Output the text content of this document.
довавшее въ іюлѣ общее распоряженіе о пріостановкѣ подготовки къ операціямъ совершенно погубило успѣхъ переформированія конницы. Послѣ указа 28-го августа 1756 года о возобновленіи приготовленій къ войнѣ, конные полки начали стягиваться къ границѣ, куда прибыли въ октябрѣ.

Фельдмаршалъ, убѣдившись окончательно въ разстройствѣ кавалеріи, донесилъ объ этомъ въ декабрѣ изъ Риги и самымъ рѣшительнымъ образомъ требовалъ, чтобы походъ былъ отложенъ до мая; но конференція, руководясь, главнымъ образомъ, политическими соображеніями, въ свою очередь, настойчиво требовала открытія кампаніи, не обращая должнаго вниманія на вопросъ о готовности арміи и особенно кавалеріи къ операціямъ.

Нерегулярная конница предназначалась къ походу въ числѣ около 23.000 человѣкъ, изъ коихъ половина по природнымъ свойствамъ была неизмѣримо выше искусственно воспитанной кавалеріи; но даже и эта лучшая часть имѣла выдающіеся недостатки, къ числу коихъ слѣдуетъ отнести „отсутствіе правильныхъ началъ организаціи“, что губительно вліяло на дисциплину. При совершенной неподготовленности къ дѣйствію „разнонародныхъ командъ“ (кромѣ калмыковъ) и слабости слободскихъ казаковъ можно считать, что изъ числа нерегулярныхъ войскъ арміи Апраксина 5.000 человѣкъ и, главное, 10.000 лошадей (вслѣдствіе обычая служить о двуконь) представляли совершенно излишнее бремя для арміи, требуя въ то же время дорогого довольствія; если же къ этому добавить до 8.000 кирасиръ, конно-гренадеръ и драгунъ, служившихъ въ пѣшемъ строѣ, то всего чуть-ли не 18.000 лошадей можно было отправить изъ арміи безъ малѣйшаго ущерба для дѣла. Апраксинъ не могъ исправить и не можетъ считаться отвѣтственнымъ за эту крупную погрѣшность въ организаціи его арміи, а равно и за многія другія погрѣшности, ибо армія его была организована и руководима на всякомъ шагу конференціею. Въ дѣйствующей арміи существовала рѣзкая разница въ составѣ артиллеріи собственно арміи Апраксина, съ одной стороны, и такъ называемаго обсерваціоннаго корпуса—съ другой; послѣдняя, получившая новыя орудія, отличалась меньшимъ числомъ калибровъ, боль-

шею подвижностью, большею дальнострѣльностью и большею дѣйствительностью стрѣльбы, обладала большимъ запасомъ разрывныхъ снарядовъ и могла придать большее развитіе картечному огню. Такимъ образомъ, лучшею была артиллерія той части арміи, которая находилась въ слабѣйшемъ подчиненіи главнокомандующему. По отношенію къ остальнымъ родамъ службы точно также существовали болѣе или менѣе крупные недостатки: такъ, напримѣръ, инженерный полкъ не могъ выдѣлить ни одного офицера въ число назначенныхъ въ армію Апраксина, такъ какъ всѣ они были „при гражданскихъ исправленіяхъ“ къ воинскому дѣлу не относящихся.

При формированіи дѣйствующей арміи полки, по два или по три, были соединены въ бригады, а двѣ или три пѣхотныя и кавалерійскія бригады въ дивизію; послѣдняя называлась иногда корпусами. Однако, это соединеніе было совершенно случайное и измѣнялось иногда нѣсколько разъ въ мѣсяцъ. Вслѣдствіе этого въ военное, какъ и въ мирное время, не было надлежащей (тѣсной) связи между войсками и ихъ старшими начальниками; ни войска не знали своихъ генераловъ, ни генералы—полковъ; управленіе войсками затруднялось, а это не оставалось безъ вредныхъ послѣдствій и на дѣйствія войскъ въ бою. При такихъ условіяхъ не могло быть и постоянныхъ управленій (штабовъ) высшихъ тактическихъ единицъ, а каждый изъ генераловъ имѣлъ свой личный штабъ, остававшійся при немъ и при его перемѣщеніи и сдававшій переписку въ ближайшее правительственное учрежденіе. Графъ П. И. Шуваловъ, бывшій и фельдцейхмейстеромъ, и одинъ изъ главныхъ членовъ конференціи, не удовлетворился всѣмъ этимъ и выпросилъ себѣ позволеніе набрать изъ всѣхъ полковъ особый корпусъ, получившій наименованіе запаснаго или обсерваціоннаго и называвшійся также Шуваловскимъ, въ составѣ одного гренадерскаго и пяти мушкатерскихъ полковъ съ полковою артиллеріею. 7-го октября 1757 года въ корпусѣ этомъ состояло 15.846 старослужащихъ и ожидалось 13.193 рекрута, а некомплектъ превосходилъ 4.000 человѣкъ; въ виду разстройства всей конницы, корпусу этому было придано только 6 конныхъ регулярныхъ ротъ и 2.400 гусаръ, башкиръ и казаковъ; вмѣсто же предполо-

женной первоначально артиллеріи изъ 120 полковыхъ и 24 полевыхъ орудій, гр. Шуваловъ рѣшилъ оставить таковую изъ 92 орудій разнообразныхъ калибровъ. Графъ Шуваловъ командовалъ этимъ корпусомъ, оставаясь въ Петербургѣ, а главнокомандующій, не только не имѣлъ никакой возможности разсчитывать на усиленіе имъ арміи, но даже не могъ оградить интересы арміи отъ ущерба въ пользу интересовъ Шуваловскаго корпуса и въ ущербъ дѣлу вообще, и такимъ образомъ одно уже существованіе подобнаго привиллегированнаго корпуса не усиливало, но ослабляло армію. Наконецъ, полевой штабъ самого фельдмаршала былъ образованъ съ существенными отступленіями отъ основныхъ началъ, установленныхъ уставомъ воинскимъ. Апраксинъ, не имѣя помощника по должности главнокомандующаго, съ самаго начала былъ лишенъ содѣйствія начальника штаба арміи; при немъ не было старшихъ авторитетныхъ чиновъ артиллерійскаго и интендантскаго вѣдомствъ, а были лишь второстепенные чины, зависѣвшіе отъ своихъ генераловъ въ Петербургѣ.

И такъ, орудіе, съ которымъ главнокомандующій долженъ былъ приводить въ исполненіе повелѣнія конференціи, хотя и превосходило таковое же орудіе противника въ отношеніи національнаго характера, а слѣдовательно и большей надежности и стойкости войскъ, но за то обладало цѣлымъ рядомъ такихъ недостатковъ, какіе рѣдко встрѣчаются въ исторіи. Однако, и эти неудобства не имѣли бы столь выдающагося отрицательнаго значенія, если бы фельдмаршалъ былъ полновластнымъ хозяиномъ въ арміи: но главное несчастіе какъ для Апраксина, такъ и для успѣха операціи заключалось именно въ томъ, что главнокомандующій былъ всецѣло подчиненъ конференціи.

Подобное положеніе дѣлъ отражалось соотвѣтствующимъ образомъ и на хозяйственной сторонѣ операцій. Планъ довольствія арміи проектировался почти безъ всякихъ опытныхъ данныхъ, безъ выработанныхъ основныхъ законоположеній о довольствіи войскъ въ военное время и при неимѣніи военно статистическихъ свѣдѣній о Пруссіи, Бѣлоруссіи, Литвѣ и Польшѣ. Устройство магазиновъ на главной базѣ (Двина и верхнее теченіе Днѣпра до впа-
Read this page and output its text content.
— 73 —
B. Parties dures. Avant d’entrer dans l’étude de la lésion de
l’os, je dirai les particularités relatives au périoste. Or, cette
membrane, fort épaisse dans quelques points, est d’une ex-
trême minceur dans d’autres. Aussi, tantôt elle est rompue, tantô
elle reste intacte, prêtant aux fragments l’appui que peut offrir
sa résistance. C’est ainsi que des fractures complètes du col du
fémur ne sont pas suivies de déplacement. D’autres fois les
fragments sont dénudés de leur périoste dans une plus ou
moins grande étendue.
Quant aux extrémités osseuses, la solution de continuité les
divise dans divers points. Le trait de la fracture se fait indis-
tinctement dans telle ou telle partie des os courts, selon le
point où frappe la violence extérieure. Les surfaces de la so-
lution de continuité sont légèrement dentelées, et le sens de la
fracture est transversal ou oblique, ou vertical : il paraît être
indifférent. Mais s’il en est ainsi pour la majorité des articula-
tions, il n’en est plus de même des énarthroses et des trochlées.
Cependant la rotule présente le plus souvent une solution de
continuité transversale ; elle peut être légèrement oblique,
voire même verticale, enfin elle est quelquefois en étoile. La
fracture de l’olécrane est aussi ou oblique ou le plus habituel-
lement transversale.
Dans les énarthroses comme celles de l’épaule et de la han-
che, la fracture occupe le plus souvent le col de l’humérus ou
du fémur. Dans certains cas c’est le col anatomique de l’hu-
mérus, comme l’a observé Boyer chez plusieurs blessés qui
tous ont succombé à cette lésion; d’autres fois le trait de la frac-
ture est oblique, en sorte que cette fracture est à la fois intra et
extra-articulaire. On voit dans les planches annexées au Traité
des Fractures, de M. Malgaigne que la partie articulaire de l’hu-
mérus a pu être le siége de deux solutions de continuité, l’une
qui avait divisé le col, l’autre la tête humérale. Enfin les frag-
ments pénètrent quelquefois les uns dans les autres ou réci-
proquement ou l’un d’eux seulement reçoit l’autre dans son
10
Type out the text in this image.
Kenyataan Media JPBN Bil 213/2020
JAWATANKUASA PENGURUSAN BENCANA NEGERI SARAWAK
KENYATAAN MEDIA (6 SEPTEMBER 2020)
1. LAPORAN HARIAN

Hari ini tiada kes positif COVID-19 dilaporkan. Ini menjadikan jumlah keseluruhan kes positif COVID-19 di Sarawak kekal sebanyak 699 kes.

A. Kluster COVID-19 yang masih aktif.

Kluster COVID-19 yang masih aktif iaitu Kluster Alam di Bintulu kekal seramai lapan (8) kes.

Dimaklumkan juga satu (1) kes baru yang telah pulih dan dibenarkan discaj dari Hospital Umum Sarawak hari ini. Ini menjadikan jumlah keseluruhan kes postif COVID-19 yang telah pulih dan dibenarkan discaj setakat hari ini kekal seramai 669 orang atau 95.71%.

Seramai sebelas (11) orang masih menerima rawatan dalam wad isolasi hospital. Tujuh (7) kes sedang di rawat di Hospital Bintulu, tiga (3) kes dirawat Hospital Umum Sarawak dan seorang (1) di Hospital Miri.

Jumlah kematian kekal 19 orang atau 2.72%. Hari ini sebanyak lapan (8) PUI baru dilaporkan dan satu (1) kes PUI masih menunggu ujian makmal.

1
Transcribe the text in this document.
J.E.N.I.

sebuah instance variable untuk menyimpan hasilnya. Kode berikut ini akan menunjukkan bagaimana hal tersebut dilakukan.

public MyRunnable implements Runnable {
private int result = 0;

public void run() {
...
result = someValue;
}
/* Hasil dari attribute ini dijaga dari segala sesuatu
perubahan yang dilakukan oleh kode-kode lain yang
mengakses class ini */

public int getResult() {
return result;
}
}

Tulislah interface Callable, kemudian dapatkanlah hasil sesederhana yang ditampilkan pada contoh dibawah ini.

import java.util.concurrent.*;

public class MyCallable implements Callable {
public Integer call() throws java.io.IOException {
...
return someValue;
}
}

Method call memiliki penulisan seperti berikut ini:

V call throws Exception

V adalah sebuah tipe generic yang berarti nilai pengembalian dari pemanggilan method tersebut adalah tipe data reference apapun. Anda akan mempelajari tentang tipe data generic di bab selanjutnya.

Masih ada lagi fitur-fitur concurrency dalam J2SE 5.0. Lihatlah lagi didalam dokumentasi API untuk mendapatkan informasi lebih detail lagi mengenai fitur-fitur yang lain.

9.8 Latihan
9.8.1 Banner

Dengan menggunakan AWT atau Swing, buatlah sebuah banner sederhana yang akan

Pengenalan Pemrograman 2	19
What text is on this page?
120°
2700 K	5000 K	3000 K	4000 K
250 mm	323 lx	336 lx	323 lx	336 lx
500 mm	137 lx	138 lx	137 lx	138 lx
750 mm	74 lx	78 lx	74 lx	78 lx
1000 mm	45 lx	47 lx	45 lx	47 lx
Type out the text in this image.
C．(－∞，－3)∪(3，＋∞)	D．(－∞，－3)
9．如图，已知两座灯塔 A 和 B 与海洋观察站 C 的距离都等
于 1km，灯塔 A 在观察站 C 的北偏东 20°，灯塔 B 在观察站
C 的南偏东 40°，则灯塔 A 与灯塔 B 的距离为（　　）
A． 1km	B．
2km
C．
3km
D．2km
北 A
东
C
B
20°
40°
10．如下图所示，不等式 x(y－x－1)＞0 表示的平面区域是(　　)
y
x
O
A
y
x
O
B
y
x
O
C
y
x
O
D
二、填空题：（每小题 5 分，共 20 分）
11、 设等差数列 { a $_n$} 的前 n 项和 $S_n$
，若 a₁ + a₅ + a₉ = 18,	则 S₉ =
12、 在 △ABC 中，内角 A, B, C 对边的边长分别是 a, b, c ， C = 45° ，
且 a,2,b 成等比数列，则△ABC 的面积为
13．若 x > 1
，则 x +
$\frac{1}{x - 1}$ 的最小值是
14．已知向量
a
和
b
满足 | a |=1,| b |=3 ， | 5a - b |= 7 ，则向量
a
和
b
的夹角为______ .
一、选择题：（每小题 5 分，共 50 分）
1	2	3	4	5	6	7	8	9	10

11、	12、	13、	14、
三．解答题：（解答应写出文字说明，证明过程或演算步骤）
****
◆ **Exercise goal**:
Repeat exactly the lines from the line containing "What text is on this page?" through the last line of the records above, including both, and nothing else.

◆ **Response to the exercise**:
What text is on this page?
120°
2700 K	5000 K	3000 K	4000 K
250 mm	323 lx	336 lx	323 lx	336 lx
500 mm	137 lx	138 lx	137 lx	138 lx
750 mm	74 lx	78 lx	74 lx	78 lx
1000 mm	45 lx	47 lx	45 lx	47 lx
Type out the text in this image.
C．(－∞，－3)∪(3，＋∞)	D．(－∞，－3)
9．如图，已知两座灯塔 A 和 B 与海洋观察站 C 的距离都等
于 1km，灯塔 A 在观察站 C 的北偏东 20°，灯塔 B 在观察站
C 的南偏东 40°，则灯塔 A 与灯塔 B 的距离为（　　）
A． 1km	B．
2km
C．
3km
D．2km
北 A
东
C
B
20°
40°
10．如下图所示，不等式 x(y－x－1)＞0 表示的平面区域是(　　)
y
x
O
A
y
x
O
B
y
x
O
C
y
x
O
D
二、填空题：（每小题 5 分，共 20 分）
11、 设等差数列 { a $_n$} 的前 n 项和 $S_n$
，若 a₁ + a₅ + a₉ = 18,	则 S₉ =
12、 在 △ABC 中，内角 A, B, C 对边的边长分别是 a, b, c ， C = 45° ，
且 a,2,b 成等比数列，则△ABC 的面积为
13．若 x > 1
，则 x +
$\frac{1}{x - 1}$ 的最小值是
14．已知向量
a
和
b
满足 | a |=1,| b |=3 ， | 5a - b |= 7 ，则向量
a
和
b
的夹角为______ .
一、选择题：（每小题 5 分，共 50 分）
1	2	3	4	5	6	7	8	9	10

11、	12、	13、	14、
三．解答题：（解答应写出文字说明，证明过程或演算步骤）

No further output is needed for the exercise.